-- begin PROVIDED DATA --

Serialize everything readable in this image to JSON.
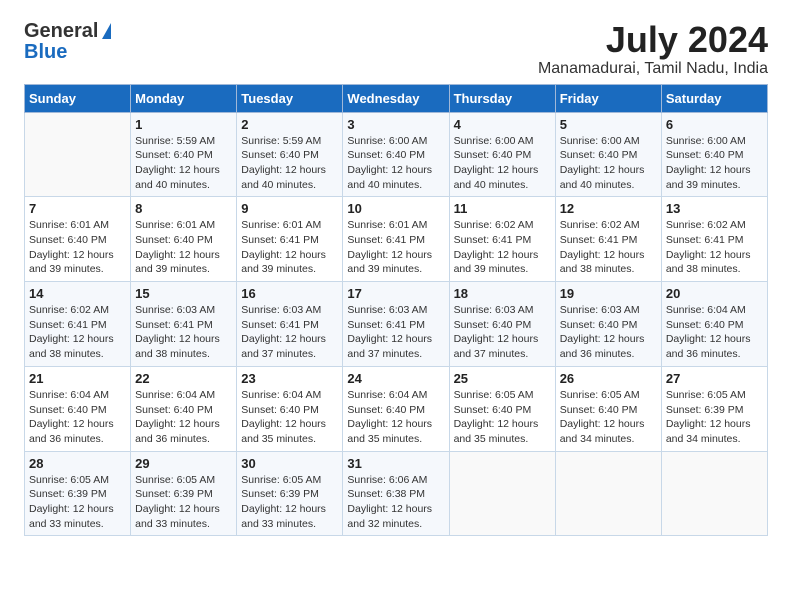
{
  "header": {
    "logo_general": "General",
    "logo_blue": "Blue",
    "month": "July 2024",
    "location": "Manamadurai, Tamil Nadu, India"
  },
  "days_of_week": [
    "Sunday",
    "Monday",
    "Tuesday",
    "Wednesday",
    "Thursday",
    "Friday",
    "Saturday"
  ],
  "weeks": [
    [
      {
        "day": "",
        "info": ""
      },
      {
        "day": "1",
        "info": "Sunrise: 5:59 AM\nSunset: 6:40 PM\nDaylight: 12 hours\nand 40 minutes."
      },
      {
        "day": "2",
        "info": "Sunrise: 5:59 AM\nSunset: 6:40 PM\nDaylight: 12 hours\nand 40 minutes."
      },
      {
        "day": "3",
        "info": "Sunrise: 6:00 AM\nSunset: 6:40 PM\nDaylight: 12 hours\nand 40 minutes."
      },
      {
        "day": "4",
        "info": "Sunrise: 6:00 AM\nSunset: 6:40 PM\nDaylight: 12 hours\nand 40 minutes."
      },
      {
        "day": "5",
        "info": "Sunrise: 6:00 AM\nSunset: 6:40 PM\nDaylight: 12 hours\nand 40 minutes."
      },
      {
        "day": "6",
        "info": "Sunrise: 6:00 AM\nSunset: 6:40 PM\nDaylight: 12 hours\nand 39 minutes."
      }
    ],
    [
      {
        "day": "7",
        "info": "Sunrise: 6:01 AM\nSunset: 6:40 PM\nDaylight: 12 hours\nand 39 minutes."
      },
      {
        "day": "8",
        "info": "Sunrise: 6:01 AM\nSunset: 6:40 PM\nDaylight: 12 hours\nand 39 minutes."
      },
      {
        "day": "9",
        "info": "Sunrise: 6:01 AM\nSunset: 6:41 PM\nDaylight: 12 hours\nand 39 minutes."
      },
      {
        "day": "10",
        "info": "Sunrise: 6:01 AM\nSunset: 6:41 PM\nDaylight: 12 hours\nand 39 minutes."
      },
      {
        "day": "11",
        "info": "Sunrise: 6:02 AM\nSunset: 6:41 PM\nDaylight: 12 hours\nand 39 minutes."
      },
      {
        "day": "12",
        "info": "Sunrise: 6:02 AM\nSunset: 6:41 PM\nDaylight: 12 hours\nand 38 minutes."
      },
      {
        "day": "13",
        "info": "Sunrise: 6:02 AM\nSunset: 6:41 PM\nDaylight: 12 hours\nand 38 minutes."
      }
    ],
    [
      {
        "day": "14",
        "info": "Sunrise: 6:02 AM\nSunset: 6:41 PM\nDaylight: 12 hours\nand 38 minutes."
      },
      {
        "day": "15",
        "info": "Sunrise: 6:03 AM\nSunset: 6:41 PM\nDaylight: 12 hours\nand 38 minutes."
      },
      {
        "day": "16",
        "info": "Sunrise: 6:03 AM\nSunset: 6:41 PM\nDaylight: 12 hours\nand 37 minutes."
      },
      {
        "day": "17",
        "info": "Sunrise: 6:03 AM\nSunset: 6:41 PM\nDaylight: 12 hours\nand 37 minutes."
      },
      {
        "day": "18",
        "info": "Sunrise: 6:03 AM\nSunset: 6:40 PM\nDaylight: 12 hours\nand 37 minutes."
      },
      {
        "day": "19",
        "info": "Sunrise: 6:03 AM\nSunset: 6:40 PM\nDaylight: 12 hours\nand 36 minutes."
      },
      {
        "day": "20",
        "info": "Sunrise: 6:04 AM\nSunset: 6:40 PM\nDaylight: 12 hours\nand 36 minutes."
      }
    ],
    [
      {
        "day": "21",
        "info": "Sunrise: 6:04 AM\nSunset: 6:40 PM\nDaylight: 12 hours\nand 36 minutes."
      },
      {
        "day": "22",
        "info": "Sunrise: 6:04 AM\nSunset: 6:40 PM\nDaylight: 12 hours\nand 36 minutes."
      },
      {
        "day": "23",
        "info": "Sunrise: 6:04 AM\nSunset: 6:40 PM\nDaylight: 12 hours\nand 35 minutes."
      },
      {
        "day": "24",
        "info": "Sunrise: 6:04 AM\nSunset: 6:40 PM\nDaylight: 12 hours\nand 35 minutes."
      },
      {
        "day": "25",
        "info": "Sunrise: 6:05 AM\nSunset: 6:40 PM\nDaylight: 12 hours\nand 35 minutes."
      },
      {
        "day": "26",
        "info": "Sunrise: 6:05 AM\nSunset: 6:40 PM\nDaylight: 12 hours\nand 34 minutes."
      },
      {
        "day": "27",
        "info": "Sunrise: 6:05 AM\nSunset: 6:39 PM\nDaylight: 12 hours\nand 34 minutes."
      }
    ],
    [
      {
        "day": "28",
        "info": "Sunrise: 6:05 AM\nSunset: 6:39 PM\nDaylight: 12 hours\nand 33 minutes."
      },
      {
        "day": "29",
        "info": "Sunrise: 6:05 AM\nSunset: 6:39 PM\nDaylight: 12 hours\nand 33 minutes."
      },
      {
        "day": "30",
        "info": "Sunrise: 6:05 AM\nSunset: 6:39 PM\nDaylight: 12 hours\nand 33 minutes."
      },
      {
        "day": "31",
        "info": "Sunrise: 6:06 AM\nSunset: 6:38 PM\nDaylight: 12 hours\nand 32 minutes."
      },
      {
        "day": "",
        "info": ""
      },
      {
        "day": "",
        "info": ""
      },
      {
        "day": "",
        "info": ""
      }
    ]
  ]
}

-- end PROVIDED DATA --

WHAT THIS TASK INVOLVES → Omit every image. Quote each record exactly.

EXPECTED ANSWER →
Serialize everything readable in this image to JSON.
{
  "header": {
    "logo_general": "General",
    "logo_blue": "Blue",
    "month": "July 2024",
    "location": "Manamadurai, Tamil Nadu, India"
  },
  "days_of_week": [
    "Sunday",
    "Monday",
    "Tuesday",
    "Wednesday",
    "Thursday",
    "Friday",
    "Saturday"
  ],
  "weeks": [
    [
      {
        "day": "",
        "info": ""
      },
      {
        "day": "1",
        "info": "Sunrise: 5:59 AM\nSunset: 6:40 PM\nDaylight: 12 hours\nand 40 minutes."
      },
      {
        "day": "2",
        "info": "Sunrise: 5:59 AM\nSunset: 6:40 PM\nDaylight: 12 hours\nand 40 minutes."
      },
      {
        "day": "3",
        "info": "Sunrise: 6:00 AM\nSunset: 6:40 PM\nDaylight: 12 hours\nand 40 minutes."
      },
      {
        "day": "4",
        "info": "Sunrise: 6:00 AM\nSunset: 6:40 PM\nDaylight: 12 hours\nand 40 minutes."
      },
      {
        "day": "5",
        "info": "Sunrise: 6:00 AM\nSunset: 6:40 PM\nDaylight: 12 hours\nand 40 minutes."
      },
      {
        "day": "6",
        "info": "Sunrise: 6:00 AM\nSunset: 6:40 PM\nDaylight: 12 hours\nand 39 minutes."
      }
    ],
    [
      {
        "day": "7",
        "info": "Sunrise: 6:01 AM\nSunset: 6:40 PM\nDaylight: 12 hours\nand 39 minutes."
      },
      {
        "day": "8",
        "info": "Sunrise: 6:01 AM\nSunset: 6:40 PM\nDaylight: 12 hours\nand 39 minutes."
      },
      {
        "day": "9",
        "info": "Sunrise: 6:01 AM\nSunset: 6:41 PM\nDaylight: 12 hours\nand 39 minutes."
      },
      {
        "day": "10",
        "info": "Sunrise: 6:01 AM\nSunset: 6:41 PM\nDaylight: 12 hours\nand 39 minutes."
      },
      {
        "day": "11",
        "info": "Sunrise: 6:02 AM\nSunset: 6:41 PM\nDaylight: 12 hours\nand 39 minutes."
      },
      {
        "day": "12",
        "info": "Sunrise: 6:02 AM\nSunset: 6:41 PM\nDaylight: 12 hours\nand 38 minutes."
      },
      {
        "day": "13",
        "info": "Sunrise: 6:02 AM\nSunset: 6:41 PM\nDaylight: 12 hours\nand 38 minutes."
      }
    ],
    [
      {
        "day": "14",
        "info": "Sunrise: 6:02 AM\nSunset: 6:41 PM\nDaylight: 12 hours\nand 38 minutes."
      },
      {
        "day": "15",
        "info": "Sunrise: 6:03 AM\nSunset: 6:41 PM\nDaylight: 12 hours\nand 38 minutes."
      },
      {
        "day": "16",
        "info": "Sunrise: 6:03 AM\nSunset: 6:41 PM\nDaylight: 12 hours\nand 37 minutes."
      },
      {
        "day": "17",
        "info": "Sunrise: 6:03 AM\nSunset: 6:41 PM\nDaylight: 12 hours\nand 37 minutes."
      },
      {
        "day": "18",
        "info": "Sunrise: 6:03 AM\nSunset: 6:40 PM\nDaylight: 12 hours\nand 37 minutes."
      },
      {
        "day": "19",
        "info": "Sunrise: 6:03 AM\nSunset: 6:40 PM\nDaylight: 12 hours\nand 36 minutes."
      },
      {
        "day": "20",
        "info": "Sunrise: 6:04 AM\nSunset: 6:40 PM\nDaylight: 12 hours\nand 36 minutes."
      }
    ],
    [
      {
        "day": "21",
        "info": "Sunrise: 6:04 AM\nSunset: 6:40 PM\nDaylight: 12 hours\nand 36 minutes."
      },
      {
        "day": "22",
        "info": "Sunrise: 6:04 AM\nSunset: 6:40 PM\nDaylight: 12 hours\nand 36 minutes."
      },
      {
        "day": "23",
        "info": "Sunrise: 6:04 AM\nSunset: 6:40 PM\nDaylight: 12 hours\nand 35 minutes."
      },
      {
        "day": "24",
        "info": "Sunrise: 6:04 AM\nSunset: 6:40 PM\nDaylight: 12 hours\nand 35 minutes."
      },
      {
        "day": "25",
        "info": "Sunrise: 6:05 AM\nSunset: 6:40 PM\nDaylight: 12 hours\nand 35 minutes."
      },
      {
        "day": "26",
        "info": "Sunrise: 6:05 AM\nSunset: 6:40 PM\nDaylight: 12 hours\nand 34 minutes."
      },
      {
        "day": "27",
        "info": "Sunrise: 6:05 AM\nSunset: 6:39 PM\nDaylight: 12 hours\nand 34 minutes."
      }
    ],
    [
      {
        "day": "28",
        "info": "Sunrise: 6:05 AM\nSunset: 6:39 PM\nDaylight: 12 hours\nand 33 minutes."
      },
      {
        "day": "29",
        "info": "Sunrise: 6:05 AM\nSunset: 6:39 PM\nDaylight: 12 hours\nand 33 minutes."
      },
      {
        "day": "30",
        "info": "Sunrise: 6:05 AM\nSunset: 6:39 PM\nDaylight: 12 hours\nand 33 minutes."
      },
      {
        "day": "31",
        "info": "Sunrise: 6:06 AM\nSunset: 6:38 PM\nDaylight: 12 hours\nand 32 minutes."
      },
      {
        "day": "",
        "info": ""
      },
      {
        "day": "",
        "info": ""
      },
      {
        "day": "",
        "info": ""
      }
    ]
  ]
}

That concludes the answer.